** START Provided records **

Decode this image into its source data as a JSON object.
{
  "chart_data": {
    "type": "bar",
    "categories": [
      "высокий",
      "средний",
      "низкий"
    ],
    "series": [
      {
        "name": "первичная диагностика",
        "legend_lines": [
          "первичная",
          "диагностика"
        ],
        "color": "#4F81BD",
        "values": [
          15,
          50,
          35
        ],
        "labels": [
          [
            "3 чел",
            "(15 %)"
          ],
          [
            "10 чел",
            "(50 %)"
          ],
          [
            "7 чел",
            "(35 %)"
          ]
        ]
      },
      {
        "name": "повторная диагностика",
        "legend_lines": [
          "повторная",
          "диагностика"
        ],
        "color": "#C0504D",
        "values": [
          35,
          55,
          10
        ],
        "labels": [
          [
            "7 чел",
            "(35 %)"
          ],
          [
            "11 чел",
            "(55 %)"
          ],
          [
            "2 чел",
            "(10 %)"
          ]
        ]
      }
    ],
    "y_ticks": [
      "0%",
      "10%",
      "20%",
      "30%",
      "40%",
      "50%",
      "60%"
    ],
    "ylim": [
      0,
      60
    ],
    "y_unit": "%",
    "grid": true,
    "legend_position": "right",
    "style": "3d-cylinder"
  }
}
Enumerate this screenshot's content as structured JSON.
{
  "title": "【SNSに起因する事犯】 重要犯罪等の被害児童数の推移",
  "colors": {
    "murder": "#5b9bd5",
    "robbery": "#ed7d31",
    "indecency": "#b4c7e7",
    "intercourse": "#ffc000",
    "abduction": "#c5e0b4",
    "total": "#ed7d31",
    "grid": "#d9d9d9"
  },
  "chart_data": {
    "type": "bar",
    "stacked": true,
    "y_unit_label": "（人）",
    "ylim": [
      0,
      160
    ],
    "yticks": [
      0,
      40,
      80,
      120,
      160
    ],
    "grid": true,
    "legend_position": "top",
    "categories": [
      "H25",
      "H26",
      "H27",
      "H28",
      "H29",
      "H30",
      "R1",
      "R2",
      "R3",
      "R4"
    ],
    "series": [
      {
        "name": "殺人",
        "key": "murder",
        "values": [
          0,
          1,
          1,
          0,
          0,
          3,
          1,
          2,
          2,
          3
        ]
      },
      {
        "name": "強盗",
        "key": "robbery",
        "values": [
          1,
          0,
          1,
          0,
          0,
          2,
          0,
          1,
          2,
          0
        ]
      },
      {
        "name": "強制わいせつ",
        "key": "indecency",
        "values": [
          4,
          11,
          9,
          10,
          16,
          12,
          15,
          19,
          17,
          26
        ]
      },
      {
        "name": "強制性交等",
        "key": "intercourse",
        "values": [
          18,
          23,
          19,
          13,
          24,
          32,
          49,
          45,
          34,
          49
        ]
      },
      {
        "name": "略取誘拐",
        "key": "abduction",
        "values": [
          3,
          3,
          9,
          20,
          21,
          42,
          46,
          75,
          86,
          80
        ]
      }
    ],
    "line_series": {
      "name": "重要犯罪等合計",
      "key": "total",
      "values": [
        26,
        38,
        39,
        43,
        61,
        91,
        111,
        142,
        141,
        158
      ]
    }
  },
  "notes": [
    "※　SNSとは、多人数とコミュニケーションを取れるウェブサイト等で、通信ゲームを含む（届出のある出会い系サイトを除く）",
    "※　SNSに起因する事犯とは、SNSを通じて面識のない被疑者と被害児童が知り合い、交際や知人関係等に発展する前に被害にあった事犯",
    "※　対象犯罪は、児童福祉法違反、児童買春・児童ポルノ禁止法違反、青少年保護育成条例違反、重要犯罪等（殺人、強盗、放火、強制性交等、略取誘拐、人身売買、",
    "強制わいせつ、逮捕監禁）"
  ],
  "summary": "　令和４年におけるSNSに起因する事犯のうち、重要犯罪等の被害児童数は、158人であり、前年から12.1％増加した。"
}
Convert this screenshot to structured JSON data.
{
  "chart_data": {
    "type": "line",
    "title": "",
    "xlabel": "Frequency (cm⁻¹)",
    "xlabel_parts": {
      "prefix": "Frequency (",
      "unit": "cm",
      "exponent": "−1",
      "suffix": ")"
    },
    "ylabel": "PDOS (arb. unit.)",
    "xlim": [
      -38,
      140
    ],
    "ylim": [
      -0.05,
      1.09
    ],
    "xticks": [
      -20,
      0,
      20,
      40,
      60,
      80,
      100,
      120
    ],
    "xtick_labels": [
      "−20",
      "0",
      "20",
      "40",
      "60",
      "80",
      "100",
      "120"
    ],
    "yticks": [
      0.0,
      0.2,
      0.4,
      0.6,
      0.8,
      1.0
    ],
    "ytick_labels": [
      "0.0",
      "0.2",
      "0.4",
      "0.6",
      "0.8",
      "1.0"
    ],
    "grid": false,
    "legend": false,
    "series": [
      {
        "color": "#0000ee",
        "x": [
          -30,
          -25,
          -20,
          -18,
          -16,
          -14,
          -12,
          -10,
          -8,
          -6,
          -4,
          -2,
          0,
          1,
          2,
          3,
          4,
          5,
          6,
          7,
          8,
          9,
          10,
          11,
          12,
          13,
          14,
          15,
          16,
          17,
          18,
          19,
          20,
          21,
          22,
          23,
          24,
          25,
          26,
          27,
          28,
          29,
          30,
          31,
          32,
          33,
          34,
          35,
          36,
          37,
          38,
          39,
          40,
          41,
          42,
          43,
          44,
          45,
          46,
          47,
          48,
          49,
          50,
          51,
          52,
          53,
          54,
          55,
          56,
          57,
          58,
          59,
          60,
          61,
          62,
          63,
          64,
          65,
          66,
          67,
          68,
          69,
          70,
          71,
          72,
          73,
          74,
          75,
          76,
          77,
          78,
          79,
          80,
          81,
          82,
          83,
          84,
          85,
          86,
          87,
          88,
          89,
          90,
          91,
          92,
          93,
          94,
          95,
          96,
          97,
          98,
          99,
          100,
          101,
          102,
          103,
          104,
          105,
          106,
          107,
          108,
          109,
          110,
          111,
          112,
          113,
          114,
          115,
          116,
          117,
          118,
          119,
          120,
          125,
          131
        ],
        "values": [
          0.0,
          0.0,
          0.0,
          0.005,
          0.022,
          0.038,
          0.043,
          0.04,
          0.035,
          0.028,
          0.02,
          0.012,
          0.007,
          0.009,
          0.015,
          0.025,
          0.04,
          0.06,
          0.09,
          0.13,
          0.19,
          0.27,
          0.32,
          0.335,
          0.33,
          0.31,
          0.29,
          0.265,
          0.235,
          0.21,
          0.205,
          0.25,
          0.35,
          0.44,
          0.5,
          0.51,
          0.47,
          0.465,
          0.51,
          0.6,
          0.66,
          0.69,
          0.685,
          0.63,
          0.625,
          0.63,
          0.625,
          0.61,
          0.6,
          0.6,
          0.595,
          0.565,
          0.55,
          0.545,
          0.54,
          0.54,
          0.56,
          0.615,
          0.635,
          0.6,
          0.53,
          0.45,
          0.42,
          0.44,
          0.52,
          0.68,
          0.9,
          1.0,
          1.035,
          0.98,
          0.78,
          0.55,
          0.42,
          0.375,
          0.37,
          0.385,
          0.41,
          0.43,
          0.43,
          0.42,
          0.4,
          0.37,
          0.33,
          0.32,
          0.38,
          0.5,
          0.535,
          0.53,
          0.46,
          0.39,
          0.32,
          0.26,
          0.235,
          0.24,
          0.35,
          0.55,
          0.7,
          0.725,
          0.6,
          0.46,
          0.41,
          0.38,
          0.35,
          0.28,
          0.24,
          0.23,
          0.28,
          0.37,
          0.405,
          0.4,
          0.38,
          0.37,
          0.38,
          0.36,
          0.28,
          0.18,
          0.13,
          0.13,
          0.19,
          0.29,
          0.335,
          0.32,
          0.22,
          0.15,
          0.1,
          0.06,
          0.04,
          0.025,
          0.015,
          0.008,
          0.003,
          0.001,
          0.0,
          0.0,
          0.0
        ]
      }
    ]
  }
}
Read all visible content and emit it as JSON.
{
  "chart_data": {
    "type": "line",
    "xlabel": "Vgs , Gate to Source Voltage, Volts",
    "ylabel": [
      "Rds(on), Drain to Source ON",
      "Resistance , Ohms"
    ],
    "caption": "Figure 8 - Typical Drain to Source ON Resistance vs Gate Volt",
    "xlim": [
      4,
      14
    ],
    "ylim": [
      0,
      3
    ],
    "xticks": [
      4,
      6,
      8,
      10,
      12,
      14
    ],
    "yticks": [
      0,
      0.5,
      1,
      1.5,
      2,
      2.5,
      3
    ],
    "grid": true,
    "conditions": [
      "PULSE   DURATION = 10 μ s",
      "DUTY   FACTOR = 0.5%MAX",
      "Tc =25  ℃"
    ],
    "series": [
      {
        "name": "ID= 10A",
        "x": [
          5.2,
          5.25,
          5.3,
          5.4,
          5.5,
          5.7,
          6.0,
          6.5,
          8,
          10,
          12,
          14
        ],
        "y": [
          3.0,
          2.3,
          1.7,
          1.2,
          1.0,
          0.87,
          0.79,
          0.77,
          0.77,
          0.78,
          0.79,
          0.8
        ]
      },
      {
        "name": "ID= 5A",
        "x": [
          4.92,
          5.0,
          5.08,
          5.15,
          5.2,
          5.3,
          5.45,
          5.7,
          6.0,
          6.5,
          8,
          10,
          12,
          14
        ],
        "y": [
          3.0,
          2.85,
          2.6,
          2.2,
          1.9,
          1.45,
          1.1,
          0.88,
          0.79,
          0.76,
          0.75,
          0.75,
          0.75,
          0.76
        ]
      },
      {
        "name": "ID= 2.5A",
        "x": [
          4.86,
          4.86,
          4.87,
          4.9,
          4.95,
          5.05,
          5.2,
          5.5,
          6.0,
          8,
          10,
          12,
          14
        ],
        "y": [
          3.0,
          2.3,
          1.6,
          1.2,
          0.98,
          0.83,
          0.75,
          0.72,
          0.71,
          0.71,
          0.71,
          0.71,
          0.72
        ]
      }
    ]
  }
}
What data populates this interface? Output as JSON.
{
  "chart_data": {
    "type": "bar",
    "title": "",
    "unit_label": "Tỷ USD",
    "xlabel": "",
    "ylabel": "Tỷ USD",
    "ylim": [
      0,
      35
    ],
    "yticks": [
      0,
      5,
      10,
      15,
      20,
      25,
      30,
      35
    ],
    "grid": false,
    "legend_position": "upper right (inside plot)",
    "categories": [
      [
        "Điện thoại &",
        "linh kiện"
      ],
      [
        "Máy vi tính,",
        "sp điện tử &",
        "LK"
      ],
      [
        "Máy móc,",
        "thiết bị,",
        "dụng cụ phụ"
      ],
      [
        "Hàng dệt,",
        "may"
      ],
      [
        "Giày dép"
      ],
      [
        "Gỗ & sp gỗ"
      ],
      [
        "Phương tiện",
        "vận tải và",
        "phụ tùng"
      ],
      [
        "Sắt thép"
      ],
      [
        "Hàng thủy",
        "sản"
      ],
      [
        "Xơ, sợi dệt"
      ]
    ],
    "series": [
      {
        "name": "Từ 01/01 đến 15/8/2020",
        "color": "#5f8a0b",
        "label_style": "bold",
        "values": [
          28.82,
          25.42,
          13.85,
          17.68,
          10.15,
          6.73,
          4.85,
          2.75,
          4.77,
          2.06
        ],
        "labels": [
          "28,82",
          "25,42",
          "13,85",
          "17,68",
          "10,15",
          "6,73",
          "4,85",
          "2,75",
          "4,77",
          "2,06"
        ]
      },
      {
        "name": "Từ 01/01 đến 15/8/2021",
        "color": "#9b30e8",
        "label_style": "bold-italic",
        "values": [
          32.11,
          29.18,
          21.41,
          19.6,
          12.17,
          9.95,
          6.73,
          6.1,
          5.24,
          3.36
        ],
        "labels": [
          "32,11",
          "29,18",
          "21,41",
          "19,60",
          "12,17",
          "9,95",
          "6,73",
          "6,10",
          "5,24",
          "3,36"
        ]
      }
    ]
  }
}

** END Provided records **

Scan the material above for the word "強制性交等". Copy each line where it occurs.

Answer to this task.
        "name": "強制性交等",
    "※　対象犯罪は、児童福祉法違反、児童買春・児童ポルノ禁止法違反、青少年保護育成条例違反、重要犯罪等（殺人、強盗、放火、強制性交等、略取誘拐、人身売買、",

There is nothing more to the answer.